• [Figure dataset records]:
########################################

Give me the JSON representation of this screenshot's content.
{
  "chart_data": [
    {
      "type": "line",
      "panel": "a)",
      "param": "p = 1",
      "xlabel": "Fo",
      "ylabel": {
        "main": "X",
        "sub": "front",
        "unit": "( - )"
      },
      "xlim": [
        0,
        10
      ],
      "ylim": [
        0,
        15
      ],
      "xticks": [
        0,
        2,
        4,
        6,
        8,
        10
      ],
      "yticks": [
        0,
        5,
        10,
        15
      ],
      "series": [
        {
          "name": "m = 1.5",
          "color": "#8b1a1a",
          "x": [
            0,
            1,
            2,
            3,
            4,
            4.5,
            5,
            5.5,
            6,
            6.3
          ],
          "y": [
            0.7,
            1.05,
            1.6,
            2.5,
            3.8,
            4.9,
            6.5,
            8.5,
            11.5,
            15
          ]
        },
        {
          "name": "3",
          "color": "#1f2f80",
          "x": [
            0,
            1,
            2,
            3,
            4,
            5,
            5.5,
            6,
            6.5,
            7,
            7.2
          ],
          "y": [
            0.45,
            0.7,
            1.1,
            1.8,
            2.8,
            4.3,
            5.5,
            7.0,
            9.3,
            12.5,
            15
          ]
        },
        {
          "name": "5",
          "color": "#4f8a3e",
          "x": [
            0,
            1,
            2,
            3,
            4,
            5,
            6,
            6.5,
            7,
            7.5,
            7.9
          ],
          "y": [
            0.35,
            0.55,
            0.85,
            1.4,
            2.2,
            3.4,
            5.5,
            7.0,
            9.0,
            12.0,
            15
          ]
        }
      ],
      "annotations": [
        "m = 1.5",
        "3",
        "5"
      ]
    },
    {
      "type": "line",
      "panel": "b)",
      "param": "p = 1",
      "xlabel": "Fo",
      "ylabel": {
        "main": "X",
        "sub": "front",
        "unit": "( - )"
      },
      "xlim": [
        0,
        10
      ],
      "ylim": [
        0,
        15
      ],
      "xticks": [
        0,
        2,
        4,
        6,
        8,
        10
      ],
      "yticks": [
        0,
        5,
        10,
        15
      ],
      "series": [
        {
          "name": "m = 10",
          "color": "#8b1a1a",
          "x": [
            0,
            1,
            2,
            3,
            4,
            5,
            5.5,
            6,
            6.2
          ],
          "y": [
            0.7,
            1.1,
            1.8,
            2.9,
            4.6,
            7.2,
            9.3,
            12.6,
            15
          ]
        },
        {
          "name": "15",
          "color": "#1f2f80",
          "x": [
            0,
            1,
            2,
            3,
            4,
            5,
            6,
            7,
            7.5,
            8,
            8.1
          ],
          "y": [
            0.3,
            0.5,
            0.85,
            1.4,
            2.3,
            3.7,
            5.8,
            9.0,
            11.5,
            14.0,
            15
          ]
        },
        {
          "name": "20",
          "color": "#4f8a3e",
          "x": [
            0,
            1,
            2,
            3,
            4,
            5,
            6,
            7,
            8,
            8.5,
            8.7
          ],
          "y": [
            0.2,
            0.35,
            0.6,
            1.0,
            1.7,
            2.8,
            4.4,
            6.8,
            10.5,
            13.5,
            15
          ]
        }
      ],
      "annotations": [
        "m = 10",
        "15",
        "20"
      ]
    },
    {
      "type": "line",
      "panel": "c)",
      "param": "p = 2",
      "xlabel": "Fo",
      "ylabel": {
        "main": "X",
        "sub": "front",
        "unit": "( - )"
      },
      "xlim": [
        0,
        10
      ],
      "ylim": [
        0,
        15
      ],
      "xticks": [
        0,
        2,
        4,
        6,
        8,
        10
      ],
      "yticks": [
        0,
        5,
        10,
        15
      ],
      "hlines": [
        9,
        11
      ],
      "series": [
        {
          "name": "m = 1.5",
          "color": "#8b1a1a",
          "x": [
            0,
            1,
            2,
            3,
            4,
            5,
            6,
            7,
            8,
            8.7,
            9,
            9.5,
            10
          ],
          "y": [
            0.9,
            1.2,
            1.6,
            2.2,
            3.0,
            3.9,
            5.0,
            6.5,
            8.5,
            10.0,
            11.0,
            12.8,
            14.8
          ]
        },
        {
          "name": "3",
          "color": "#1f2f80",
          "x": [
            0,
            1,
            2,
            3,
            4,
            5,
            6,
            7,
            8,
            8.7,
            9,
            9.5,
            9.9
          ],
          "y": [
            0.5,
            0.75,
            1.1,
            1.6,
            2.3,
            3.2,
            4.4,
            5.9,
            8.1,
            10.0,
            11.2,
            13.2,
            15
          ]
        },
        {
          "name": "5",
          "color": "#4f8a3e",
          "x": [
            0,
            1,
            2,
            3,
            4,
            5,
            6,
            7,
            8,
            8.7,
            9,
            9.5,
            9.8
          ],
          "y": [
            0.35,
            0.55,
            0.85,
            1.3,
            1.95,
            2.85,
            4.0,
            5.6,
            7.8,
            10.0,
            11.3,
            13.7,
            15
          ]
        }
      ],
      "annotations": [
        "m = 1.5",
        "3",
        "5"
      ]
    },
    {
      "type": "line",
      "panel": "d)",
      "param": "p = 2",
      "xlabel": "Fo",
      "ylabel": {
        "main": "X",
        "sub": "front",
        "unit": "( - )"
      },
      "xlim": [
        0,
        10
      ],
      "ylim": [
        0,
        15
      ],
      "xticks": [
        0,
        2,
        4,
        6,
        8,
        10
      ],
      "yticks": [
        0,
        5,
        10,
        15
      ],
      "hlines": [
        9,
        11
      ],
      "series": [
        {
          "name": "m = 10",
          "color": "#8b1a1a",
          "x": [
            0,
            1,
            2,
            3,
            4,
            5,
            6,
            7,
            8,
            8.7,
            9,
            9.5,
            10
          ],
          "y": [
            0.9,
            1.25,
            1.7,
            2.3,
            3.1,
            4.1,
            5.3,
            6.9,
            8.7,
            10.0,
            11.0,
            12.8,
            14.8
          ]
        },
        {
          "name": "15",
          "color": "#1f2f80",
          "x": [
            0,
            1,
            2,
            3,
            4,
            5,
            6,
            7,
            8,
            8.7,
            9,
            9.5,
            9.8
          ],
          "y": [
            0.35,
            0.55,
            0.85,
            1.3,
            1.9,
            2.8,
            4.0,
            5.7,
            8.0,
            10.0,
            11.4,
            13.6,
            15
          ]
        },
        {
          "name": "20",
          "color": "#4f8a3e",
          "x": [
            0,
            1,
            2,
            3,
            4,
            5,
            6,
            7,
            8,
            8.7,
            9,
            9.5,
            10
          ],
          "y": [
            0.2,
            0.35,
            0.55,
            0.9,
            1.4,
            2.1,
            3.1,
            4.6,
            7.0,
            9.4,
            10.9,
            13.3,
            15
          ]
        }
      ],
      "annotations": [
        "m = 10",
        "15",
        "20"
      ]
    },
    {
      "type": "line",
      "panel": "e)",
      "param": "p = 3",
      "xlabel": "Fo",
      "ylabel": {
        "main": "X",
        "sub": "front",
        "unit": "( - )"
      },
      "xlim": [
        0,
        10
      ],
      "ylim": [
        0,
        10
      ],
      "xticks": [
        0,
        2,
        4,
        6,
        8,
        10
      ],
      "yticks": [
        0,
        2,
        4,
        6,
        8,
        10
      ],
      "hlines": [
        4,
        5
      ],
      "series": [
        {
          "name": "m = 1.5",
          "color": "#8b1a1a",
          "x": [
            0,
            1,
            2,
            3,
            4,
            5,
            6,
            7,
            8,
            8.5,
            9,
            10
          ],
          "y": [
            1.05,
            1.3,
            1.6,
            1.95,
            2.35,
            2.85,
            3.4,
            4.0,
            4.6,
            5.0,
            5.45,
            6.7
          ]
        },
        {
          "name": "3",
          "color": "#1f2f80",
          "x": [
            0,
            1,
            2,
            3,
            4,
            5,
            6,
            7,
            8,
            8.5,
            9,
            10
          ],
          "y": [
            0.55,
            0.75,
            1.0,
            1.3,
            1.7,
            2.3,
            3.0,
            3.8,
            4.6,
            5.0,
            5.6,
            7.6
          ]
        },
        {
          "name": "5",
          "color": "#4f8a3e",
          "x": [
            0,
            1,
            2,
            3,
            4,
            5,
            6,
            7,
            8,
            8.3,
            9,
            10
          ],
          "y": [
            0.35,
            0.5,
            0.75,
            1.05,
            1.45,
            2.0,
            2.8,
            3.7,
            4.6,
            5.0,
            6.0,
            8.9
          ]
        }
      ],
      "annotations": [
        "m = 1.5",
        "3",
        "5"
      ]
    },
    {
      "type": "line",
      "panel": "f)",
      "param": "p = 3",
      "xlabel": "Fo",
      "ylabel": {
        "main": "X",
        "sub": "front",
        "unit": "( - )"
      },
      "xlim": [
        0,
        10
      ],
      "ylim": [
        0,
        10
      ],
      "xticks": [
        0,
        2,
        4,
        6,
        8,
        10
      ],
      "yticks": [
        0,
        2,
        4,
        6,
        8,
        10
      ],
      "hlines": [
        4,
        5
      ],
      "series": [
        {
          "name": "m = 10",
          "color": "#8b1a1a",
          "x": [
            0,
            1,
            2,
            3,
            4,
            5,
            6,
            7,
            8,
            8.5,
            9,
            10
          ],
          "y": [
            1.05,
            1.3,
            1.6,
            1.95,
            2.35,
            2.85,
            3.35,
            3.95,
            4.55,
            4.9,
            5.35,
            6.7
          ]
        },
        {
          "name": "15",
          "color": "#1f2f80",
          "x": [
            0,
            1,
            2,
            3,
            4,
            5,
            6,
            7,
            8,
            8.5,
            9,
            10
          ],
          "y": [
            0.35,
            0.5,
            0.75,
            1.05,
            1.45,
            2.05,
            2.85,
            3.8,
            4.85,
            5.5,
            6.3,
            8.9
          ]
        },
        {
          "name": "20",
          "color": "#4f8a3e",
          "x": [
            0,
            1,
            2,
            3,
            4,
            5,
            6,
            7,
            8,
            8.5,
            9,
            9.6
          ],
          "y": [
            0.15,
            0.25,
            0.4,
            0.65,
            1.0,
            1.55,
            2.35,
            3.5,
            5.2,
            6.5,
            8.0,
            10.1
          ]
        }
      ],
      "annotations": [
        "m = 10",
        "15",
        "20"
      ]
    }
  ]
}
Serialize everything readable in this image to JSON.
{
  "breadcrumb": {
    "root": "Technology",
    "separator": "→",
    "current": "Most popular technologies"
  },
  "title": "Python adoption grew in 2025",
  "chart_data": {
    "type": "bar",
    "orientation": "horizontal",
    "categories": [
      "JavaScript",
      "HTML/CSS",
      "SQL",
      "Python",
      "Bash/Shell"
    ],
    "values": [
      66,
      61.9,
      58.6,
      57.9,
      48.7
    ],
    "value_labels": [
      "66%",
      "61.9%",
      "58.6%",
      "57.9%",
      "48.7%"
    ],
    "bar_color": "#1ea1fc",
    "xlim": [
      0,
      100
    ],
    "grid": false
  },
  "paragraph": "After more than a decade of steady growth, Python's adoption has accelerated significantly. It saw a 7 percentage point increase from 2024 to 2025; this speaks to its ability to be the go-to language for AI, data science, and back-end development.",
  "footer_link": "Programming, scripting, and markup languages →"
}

########################################

• [What to do]:
Each line from the one containing "Serialize everything readable" to the end of the records should be echoed exactly, and no other line.

• [Worked solution]:
Serialize everything readable in this image to JSON.
{
  "breadcrumb": {
    "root": "Technology",
    "separator": "→",
    "current": "Most popular technologies"
  },
  "title": "Python adoption grew in 2025",
  "chart_data": {
    "type": "bar",
    "orientation": "horizontal",
    "categories": [
      "JavaScript",
      "HTML/CSS",
      "SQL",
      "Python",
      "Bash/Shell"
    ],
    "values": [
      66,
      61.9,
      58.6,
      57.9,
      48.7
    ],
    "value_labels": [
      "66%",
      "61.9%",
      "58.6%",
      "57.9%",
      "48.7%"
    ],
    "bar_color": "#1ea1fc",
    "xlim": [
      0,
      100
    ],
    "grid": false
  },
  "paragraph": "After more than a decade of steady growth, Python's adoption has accelerated significantly. It saw a 7 percentage point increase from 2024 to 2025; this speaks to its ability to be the go-to language for AI, data science, and back-end development.",
  "footer_link": "Programming, scripting, and markup languages →"
}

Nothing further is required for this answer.